# What this task involves
Examine each line of the data. Copy those that contain the string "根据题意".

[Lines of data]
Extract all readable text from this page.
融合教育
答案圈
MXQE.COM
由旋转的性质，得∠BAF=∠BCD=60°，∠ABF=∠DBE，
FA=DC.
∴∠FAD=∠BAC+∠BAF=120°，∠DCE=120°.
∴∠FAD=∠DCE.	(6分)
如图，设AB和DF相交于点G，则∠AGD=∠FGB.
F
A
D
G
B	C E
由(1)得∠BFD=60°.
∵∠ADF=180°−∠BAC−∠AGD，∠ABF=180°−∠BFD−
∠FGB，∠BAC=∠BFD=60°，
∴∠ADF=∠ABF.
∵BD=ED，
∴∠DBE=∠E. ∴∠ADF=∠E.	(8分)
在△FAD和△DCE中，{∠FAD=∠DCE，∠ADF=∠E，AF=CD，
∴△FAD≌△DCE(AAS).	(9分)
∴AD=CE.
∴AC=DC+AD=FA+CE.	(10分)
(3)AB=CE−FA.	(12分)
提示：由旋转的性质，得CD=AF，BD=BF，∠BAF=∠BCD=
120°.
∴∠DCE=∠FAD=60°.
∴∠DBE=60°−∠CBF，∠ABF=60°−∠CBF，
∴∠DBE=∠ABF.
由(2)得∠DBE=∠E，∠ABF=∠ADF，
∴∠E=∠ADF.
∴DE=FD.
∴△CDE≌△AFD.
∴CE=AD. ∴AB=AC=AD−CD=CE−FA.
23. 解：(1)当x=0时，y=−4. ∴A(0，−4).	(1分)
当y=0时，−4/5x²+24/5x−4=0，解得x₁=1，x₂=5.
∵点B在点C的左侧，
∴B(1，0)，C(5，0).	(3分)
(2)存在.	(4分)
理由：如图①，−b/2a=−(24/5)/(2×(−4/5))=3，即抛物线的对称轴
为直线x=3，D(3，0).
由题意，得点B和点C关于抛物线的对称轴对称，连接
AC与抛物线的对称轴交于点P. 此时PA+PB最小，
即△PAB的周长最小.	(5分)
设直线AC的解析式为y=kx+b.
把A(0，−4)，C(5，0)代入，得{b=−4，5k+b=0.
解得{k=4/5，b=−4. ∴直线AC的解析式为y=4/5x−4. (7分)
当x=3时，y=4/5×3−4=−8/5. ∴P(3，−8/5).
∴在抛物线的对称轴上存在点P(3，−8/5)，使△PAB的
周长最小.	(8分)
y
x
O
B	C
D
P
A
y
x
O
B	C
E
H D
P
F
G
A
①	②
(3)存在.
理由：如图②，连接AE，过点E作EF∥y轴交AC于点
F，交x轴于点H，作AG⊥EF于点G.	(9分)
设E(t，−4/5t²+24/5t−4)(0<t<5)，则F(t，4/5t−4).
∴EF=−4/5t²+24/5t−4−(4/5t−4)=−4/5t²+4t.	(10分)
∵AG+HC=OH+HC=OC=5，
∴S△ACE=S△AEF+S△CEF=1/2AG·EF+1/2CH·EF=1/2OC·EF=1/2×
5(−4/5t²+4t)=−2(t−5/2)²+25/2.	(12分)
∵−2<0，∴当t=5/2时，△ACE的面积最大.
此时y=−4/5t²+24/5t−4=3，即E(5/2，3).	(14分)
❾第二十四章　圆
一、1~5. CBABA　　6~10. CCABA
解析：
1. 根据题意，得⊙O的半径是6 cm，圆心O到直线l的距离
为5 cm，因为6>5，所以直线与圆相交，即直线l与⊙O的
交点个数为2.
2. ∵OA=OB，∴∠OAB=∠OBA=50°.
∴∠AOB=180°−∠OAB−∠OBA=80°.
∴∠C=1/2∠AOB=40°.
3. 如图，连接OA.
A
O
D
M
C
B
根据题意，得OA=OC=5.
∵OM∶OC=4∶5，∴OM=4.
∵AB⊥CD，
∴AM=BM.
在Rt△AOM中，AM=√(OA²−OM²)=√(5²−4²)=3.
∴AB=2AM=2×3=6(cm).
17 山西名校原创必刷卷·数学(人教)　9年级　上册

# Final answer
1. 根据题意，得⊙O的半径是6 cm，圆心O到直线l的距离
根据题意，得OA=OC=5.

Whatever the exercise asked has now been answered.